### Given instruction
State how many lines of the records contain the string "your", and give no other information.

### Dataset records
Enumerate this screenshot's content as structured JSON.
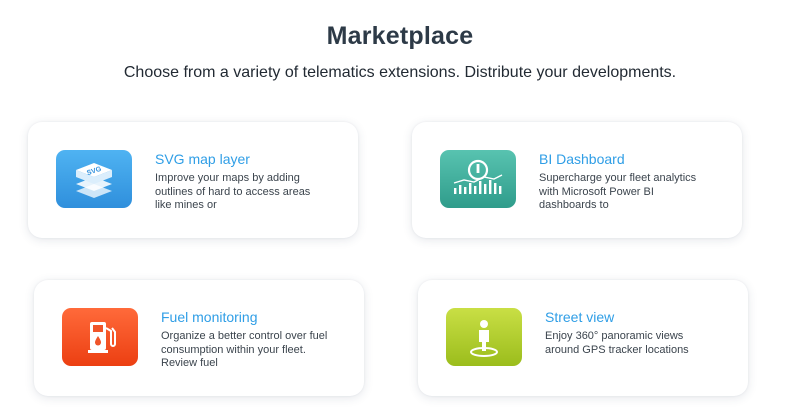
{
  "header": {
    "title": "Marketplace",
    "subtitle": "Choose from a variety of telematics extensions. Distribute your developments."
  },
  "cards": [
    {
      "title": "SVG map layer",
      "description": "Improve your maps by adding outlines of hard to access areas like mines or",
      "icon": "svg-layers-icon",
      "color": "#3a9ee6"
    },
    {
      "title": "BI Dashboard",
      "description": "Supercharge your fleet analytics with Microsoft Power BI dashboards to",
      "icon": "dashboard-chart-icon",
      "color": "#3fae9c"
    },
    {
      "title": "Fuel monitoring",
      "description": "Organize a better control over fuel consumption within your fleet. Review fuel",
      "icon": "fuel-pump-icon",
      "color": "#f24e1e"
    },
    {
      "title": "Street view",
      "description": "Enjoy 360° panoramic views around GPS tracker locations",
      "icon": "street-view-person-icon",
      "color": "#b5d02e"
    }
  ]
}
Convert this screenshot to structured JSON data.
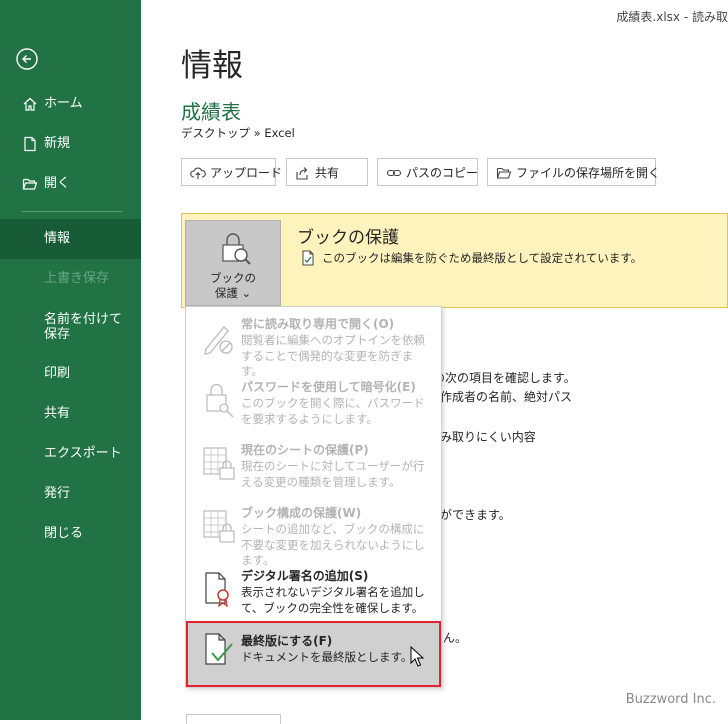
{
  "window": {
    "title": "成績表.xlsx  -  読み取"
  },
  "sidebar": {
    "items": [
      {
        "label": "ホーム"
      },
      {
        "label": "新規"
      },
      {
        "label": "開く"
      },
      {
        "label": "情報"
      },
      {
        "label": "上書き保存"
      },
      {
        "label": "名前を付けて保存"
      },
      {
        "label": "印刷"
      },
      {
        "label": "共有"
      },
      {
        "label": "エクスポート"
      },
      {
        "label": "発行"
      },
      {
        "label": "閉じる"
      }
    ]
  },
  "main": {
    "title": "情報",
    "book_name": "成績表",
    "path": "デスクトップ » Excel",
    "buttons": [
      {
        "label": "アップロード"
      },
      {
        "label": "共有"
      },
      {
        "label": "パスのコピー"
      },
      {
        "label": "ファイルの保存場所を開く"
      }
    ],
    "protect": {
      "button_label": "ブックの\n保護 ⌄",
      "title": "ブックの保護",
      "description": "このブックは編集を防ぐため最終版として設定されています。"
    },
    "background_fragments": [
      "ルの次の項目を確認します。",
      "作成者の名前、絶対パス",
      "み取りにくい内容",
      "ができます。",
      "ん。"
    ]
  },
  "menu": {
    "items": [
      {
        "title": "常に読み取り専用で開く(O)",
        "desc": "閲覧者に編集へのオプトインを依頼することで偶発的な変更を防ぎます。",
        "enabled": false
      },
      {
        "title": "パスワードを使用して暗号化(E)",
        "desc": "このブックを開く際に、パスワードを要求するようにします。",
        "enabled": false
      },
      {
        "title": "現在のシートの保護(P)",
        "desc": "現在のシートに対してユーザーが行える変更の種類を管理します。",
        "enabled": false
      },
      {
        "title": "ブック構成の保護(W)",
        "desc": "シートの追加など、ブックの構成に不要な変更を加えられないようにします。",
        "enabled": false
      },
      {
        "title": "デジタル署名の追加(S)",
        "desc": "表示されないデジタル署名を追加して、ブックの完全性を確保します。",
        "enabled": true
      },
      {
        "title": "最終版にする(F)",
        "desc": "ドキュメントを最終版とします。",
        "enabled": true
      }
    ]
  },
  "watermark": "Buzzword Inc.",
  "colors": {
    "sidebar": "#217346",
    "sidebar_selected": "#185c37",
    "accent_green": "#217346",
    "protect_bg": "#fff3bd",
    "highlight_border": "#e0242c"
  }
}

### Exercise response
4